Every record that follows must be duplicated exactly, with images left out.

____

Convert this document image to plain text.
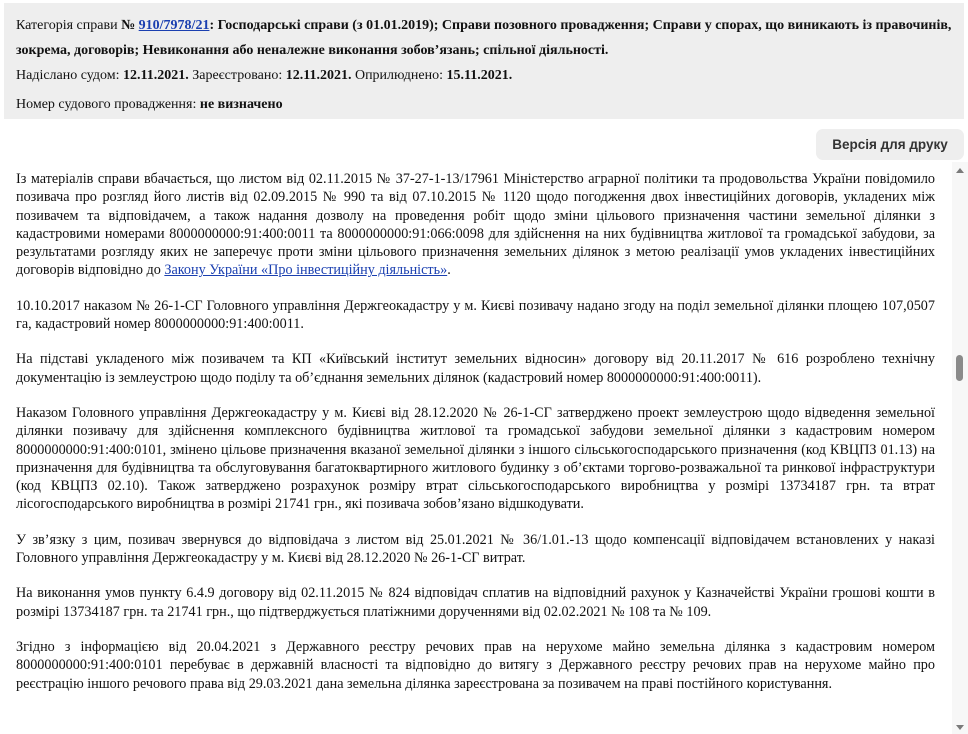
Категорія справи № 910/7978/21: Господарські справи (з 01.01.2019); Справи позовного провадження; Справи у спорах, що виникають із правочинів,
зокрема, договорів; Невиконання або неналежне виконання зобов’язань; спільної діяльності.
Надіслано судом: 12.11.2021. Зареєстровано: 12.11.2021. Оприлюднено: 15.11.2021.
Номер судового провадження: не визначено
Версія для друку

Із матеріалів справи вбачається, що листом від 02.11.2015 № 37-27-1-13/17961 Міністерство аграрної політики та продовольства України повідомило позивача про розгляд його листів від 02.09.2015 № 990 та від 07.10.2015 № 1120 щодо погодження двох інвестиційних договорів, укладених між позивачем та відповідачем, а також надання дозволу на проведення робіт щодо зміни цільового призначення частини земельної ділянки з кадастровими номерами 8000000000:91:400:0011 та 8000000000:91:066:0098 для здійснення на них будівництва житлової та громадської забудови, за результатами розгляду яких не заперечує проти зміни цільового призначення земельних ділянок з метою реалізації умов укладених інвестиційних договорів відповідно до Закону України «Про інвестиційну діяльність».

10.10.2017 наказом № 26-1-СГ Головного управління Держгеокадастру у м. Києві позивачу надано згоду на поділ земельної ділянки площею 107,0507 га, кадастровий номер 8000000000:91:400:0011.

На підставі укладеного між позивачем та КП «Київський інститут земельних відносин» договору від 20.11.2017 № 616 розроблено технічну документацію із землеустрою щодо поділу та об’єднання земельних ділянок (кадастровий номер 8000000000:91:400:0011).

Наказом Головного управління Держгеокадастру у м. Києві від 28.12.2020 № 26-1-СГ затверджено проект землеустрою щодо відведення земельної ділянки позивачу для здійснення комплексного будівництва житлової та громадської забудови земельної ділянки з кадастровим номером 8000000000:91:400:0101, змінено цільове призначення вказаної земельної ділянки з іншого сільськогосподарського призначення (код КВЦПЗ 01.13) на призначення для будівництва та обслуговування багатоквартирного житлового будинку з об’єктами торгово-розважальної та ринкової інфраструктури (код КВЦПЗ 02.10). Також затверджено розрахунок розміру втрат сільськогосподарського виробництва у розмірі 13734187 грн. та втрат лісогосподарського виробництва в розмірі 21741 грн., які позивача зобов’язано відшкодувати.

У зв’язку з цим, позивач звернувся до відповідача з листом від 25.01.2021 № 36/1.01.-13 щодо компенсації відповідачем встановлених у наказі Головного управління Держгеокадастру у м. Києві від 28.12.2020 № 26-1-СГ витрат.

На виконання умов пункту 6.4.9 договору від 02.11.2015 № 824 відповідач сплатив на відповідний рахунок у Казначействі України грошові кошти в розмірі 13734187 грн. та 21741 грн., що підтверджується платіжними дорученнями від 02.02.2021 № 108 та № 109.

Згідно з інформацією від 20.04.2021 з Державного реєстру речових прав на нерухоме майно земельна ділянка з кадастровим номером 8000000000:91:400:0101 перебуває в державній власності та відповідно до витягу з Державного реєстру речових прав на нерухоме майно про реєстрацію іншого речового права від 29.03.2021 дана земельна ділянка зареєстрована за позивачем на праві постійного користування.
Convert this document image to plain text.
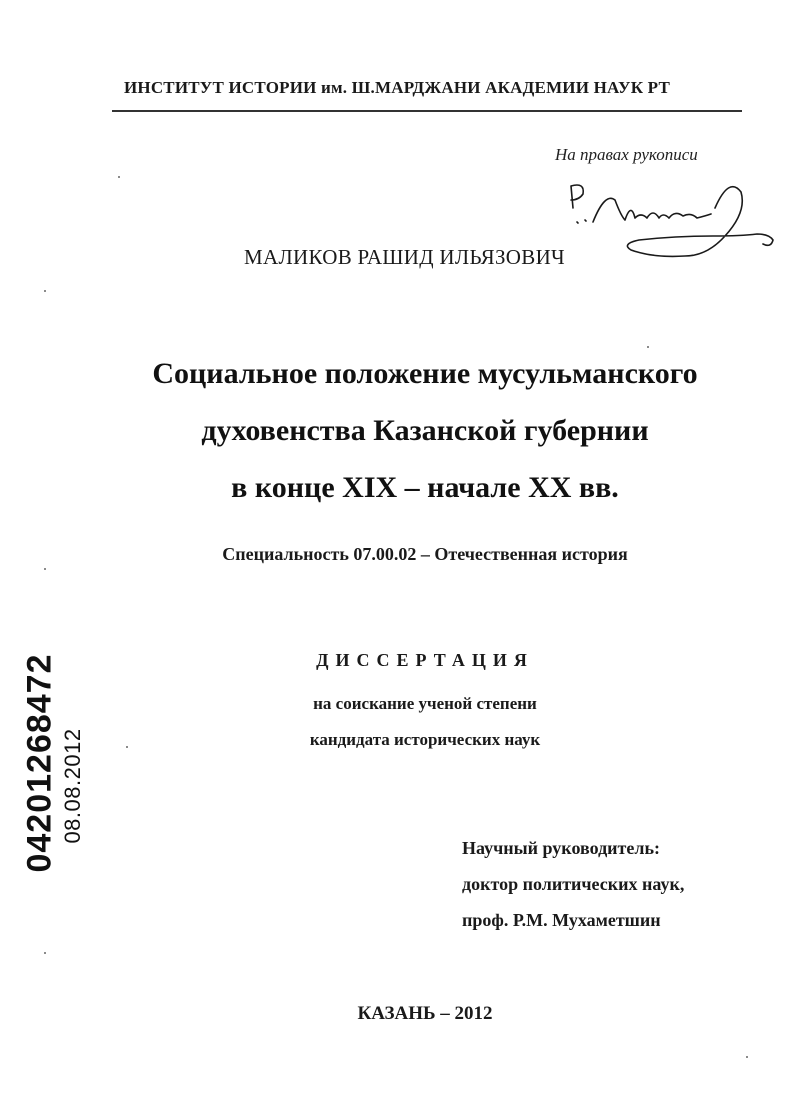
ИНСТИТУТ ИСТОРИИ им. Ш.МАРДЖАНИ АКАДЕМИИ НАУК РТ
На правах рукописи
МАЛИКОВ РАШИД ИЛЬЯЗОВИЧ
Социальное положение мусульманского
духовенства Казанской губернии
в конце XIX – начале XX вв.
Специальность 07.00.02 – Отечественная история
ДИССЕРТАЦИЯ
на соискание ученой степени
кандидата исторических наук
Научный руководитель:
доктор политических наук,
проф. Р.М. Мухаметшин
КАЗАНЬ – 2012
04201268472 08.08.2012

____

## Solution to this exercise
Convert this document image to plain text.
Категорія справи № 910/7978/21: Господарські справи (з 01.01.2019); Справи позовного провадження; Справи у спорах, що виникають із правочинів,
зокрема, договорів; Невиконання або неналежне виконання зобов’язань; спільної діяльності.
Надіслано судом: 12.11.2021. Зареєстровано: 12.11.2021. Оприлюднено: 15.11.2021.
Номер судового провадження: не визначено
Версія для друку

Із матеріалів справи вбачається, що листом від 02.11.2015 № 37-27-1-13/17961 Міністерство аграрної політики та продовольства України повідомило позивача про розгляд його листів від 02.09.2015 № 990 та від 07.10.2015 № 1120 щодо погодження двох інвестиційних договорів, укладених між позивачем та відповідачем, а також надання дозволу на проведення робіт щодо зміни цільового призначення частини земельної ділянки з кадастровими номерами 8000000000:91:400:0011 та 8000000000:91:066:0098 для здійснення на них будівництва житлової та громадської забудови, за результатами розгляду яких не заперечує проти зміни цільового призначення земельних ділянок з метою реалізації умов укладених інвестиційних договорів відповідно до Закону України «Про інвестиційну діяльність».

10.10.2017 наказом № 26-1-СГ Головного управління Держгеокадастру у м. Києві позивачу надано згоду на поділ земельної ділянки площею 107,0507 га, кадастровий номер 8000000000:91:400:0011.

На підставі укладеного між позивачем та КП «Київський інститут земельних відносин» договору від 20.11.2017 № 616 розроблено технічну документацію із землеустрою щодо поділу та об’єднання земельних ділянок (кадастровий номер 8000000000:91:400:0011).

Наказом Головного управління Держгеокадастру у м. Києві від 28.12.2020 № 26-1-СГ затверджено проект землеустрою щодо відведення земельної ділянки позивачу для здійснення комплексного будівництва житлової та громадської забудови земельної ділянки з кадастровим номером 8000000000:91:400:0101, змінено цільове призначення вказаної земельної ділянки з іншого сільськогосподарського призначення (код КВЦПЗ 01.13) на призначення для будівництва та обслуговування багатоквартирного житлового будинку з об’єктами торгово-розважальної та ринкової інфраструктури (код КВЦПЗ 02.10). Також затверджено розрахунок розміру втрат сільськогосподарського виробництва у розмірі 13734187 грн. та втрат лісогосподарського виробництва в розмірі 21741 грн., які позивача зобов’язано відшкодувати.

У зв’язку з цим, позивач звернувся до відповідача з листом від 25.01.2021 № 36/1.01.-13 щодо компенсації відповідачем встановлених у наказі Головного управління Держгеокадастру у м. Києві від 28.12.2020 № 26-1-СГ витрат.

На виконання умов пункту 6.4.9 договору від 02.11.2015 № 824 відповідач сплатив на відповідний рахунок у Казначействі України грошові кошти в розмірі 13734187 грн. та 21741 грн., що підтверджується платіжними дорученнями від 02.02.2021 № 108 та № 109.

Згідно з інформацією від 20.04.2021 з Державного реєстру речових прав на нерухоме майно земельна ділянка з кадастровим номером 8000000000:91:400:0101 перебуває в державній власності та відповідно до витягу з Державного реєстру речових прав на нерухоме майно про реєстрацію іншого речового права від 29.03.2021 дана земельна ділянка зареєстрована за позивачем на праві постійного користування.
Convert this document image to plain text.
ИНСТИТУТ ИСТОРИИ им. Ш.МАРДЖАНИ АКАДЕМИИ НАУК РТ
На правах рукописи
МАЛИКОВ РАШИД ИЛЬЯЗОВИЧ
Социальное положение мусульманского
духовенства Казанской губернии
в конце XIX – начале XX вв.
Специальность 07.00.02 – Отечественная история
ДИССЕРТАЦИЯ
на соискание ученой степени
кандидата исторических наук
Научный руководитель:
доктор политических наук,
проф. Р.М. Мухаметшин
КАЗАНЬ – 2012
04201268472 08.08.2012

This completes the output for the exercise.